-- WORK TO COMPLETE --
Repeat the listing word for word. No pictures belong in the copy.

(Entries with figure data)
===============

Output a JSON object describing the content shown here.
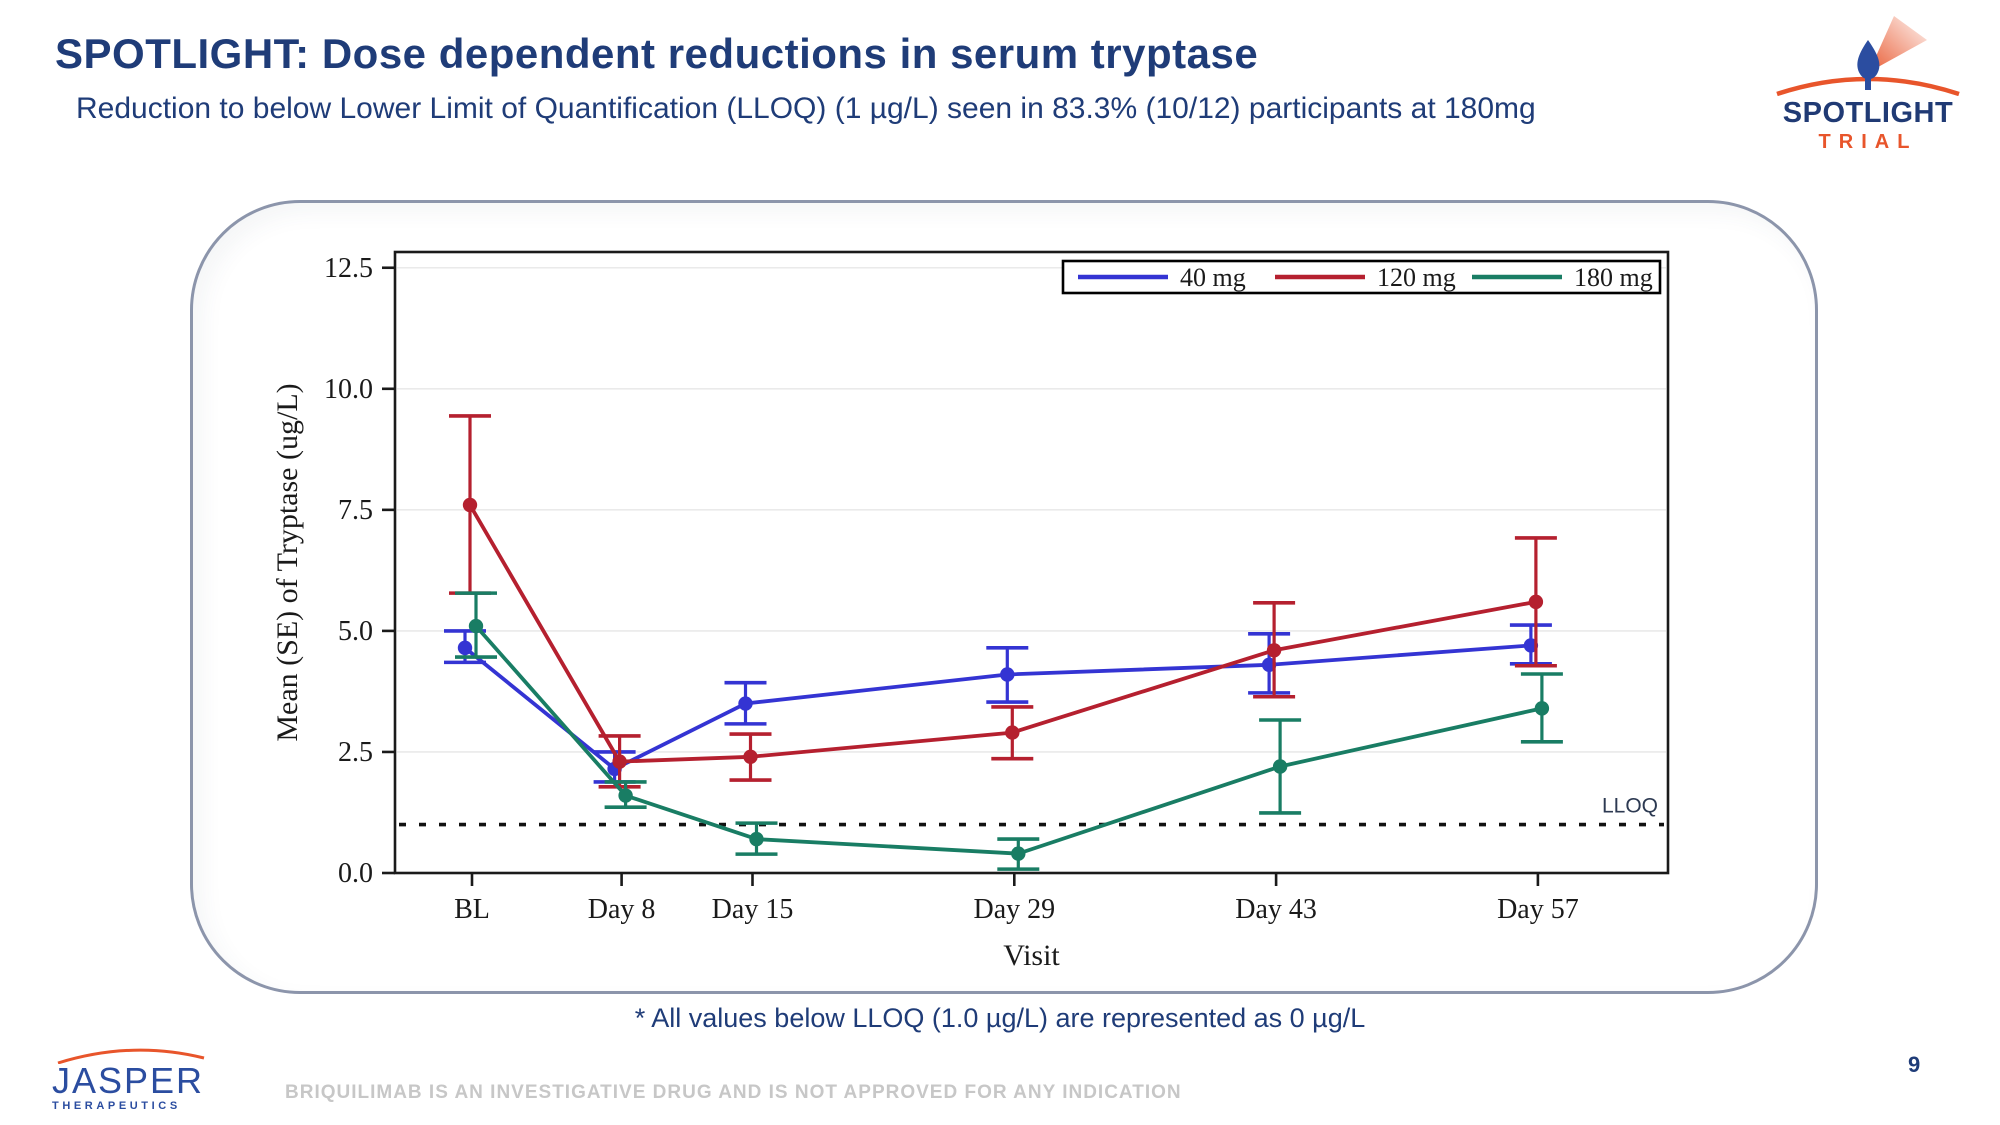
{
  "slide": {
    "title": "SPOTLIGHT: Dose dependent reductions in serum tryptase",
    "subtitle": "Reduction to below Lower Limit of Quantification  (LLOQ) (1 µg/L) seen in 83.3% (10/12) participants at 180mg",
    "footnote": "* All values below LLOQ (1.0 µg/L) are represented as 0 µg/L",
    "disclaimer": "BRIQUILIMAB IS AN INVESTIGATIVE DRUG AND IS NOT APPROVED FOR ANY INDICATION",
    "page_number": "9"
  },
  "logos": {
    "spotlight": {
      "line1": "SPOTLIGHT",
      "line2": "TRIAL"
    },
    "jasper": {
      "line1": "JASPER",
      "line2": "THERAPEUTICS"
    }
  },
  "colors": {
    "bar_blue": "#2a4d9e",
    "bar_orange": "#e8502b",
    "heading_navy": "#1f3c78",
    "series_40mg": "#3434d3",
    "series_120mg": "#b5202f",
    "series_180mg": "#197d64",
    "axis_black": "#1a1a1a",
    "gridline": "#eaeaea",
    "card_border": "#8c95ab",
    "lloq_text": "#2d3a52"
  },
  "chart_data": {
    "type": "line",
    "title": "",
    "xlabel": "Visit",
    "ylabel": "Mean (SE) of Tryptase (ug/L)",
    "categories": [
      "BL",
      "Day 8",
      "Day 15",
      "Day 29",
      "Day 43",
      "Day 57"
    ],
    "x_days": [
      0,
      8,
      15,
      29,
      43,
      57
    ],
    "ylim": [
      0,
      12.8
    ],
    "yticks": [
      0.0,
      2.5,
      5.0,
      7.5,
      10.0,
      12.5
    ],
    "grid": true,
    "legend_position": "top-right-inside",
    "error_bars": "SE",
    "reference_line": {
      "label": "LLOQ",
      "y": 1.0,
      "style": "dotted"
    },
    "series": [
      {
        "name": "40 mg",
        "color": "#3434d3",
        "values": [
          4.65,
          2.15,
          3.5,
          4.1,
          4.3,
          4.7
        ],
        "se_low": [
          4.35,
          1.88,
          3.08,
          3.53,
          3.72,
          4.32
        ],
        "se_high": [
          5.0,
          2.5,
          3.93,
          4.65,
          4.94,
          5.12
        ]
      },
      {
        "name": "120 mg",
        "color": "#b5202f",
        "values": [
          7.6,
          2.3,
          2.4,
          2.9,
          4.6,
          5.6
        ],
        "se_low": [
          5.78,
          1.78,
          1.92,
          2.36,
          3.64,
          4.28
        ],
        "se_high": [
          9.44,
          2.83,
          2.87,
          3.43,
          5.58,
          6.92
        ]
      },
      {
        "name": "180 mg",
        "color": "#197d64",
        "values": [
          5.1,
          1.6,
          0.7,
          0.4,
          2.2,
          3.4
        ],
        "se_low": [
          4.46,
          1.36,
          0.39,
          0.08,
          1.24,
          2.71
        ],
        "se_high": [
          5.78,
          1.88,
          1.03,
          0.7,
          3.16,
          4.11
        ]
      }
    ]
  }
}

===============

-- WRITTEN RESPONSE --
Output a JSON object describing the content shown here.
{
  "slide": {
    "title": "SPOTLIGHT: Dose dependent reductions in serum tryptase",
    "subtitle": "Reduction to below Lower Limit of Quantification  (LLOQ) (1 µg/L) seen in 83.3% (10/12) participants at 180mg",
    "footnote": "* All values below LLOQ (1.0 µg/L) are represented as 0 µg/L",
    "disclaimer": "BRIQUILIMAB IS AN INVESTIGATIVE DRUG AND IS NOT APPROVED FOR ANY INDICATION",
    "page_number": "9"
  },
  "logos": {
    "spotlight": {
      "line1": "SPOTLIGHT",
      "line2": "TRIAL"
    },
    "jasper": {
      "line1": "JASPER",
      "line2": "THERAPEUTICS"
    }
  },
  "colors": {
    "bar_blue": "#2a4d9e",
    "bar_orange": "#e8502b",
    "heading_navy": "#1f3c78",
    "series_40mg": "#3434d3",
    "series_120mg": "#b5202f",
    "series_180mg": "#197d64",
    "axis_black": "#1a1a1a",
    "gridline": "#eaeaea",
    "card_border": "#8c95ab",
    "lloq_text": "#2d3a52"
  },
  "chart_data": {
    "type": "line",
    "title": "",
    "xlabel": "Visit",
    "ylabel": "Mean (SE) of Tryptase (ug/L)",
    "categories": [
      "BL",
      "Day 8",
      "Day 15",
      "Day 29",
      "Day 43",
      "Day 57"
    ],
    "x_days": [
      0,
      8,
      15,
      29,
      43,
      57
    ],
    "ylim": [
      0,
      12.8
    ],
    "yticks": [
      0.0,
      2.5,
      5.0,
      7.5,
      10.0,
      12.5
    ],
    "grid": true,
    "legend_position": "top-right-inside",
    "error_bars": "SE",
    "reference_line": {
      "label": "LLOQ",
      "y": 1.0,
      "style": "dotted"
    },
    "series": [
      {
        "name": "40 mg",
        "color": "#3434d3",
        "values": [
          4.65,
          2.15,
          3.5,
          4.1,
          4.3,
          4.7
        ],
        "se_low": [
          4.35,
          1.88,
          3.08,
          3.53,
          3.72,
          4.32
        ],
        "se_high": [
          5.0,
          2.5,
          3.93,
          4.65,
          4.94,
          5.12
        ]
      },
      {
        "name": "120 mg",
        "color": "#b5202f",
        "values": [
          7.6,
          2.3,
          2.4,
          2.9,
          4.6,
          5.6
        ],
        "se_low": [
          5.78,
          1.78,
          1.92,
          2.36,
          3.64,
          4.28
        ],
        "se_high": [
          9.44,
          2.83,
          2.87,
          3.43,
          5.58,
          6.92
        ]
      },
      {
        "name": "180 mg",
        "color": "#197d64",
        "values": [
          5.1,
          1.6,
          0.7,
          0.4,
          2.2,
          3.4
        ],
        "se_low": [
          4.46,
          1.36,
          0.39,
          0.08,
          1.24,
          2.71
        ],
        "se_high": [
          5.78,
          1.88,
          1.03,
          0.7,
          3.16,
          4.11
        ]
      }
    ]
  }
}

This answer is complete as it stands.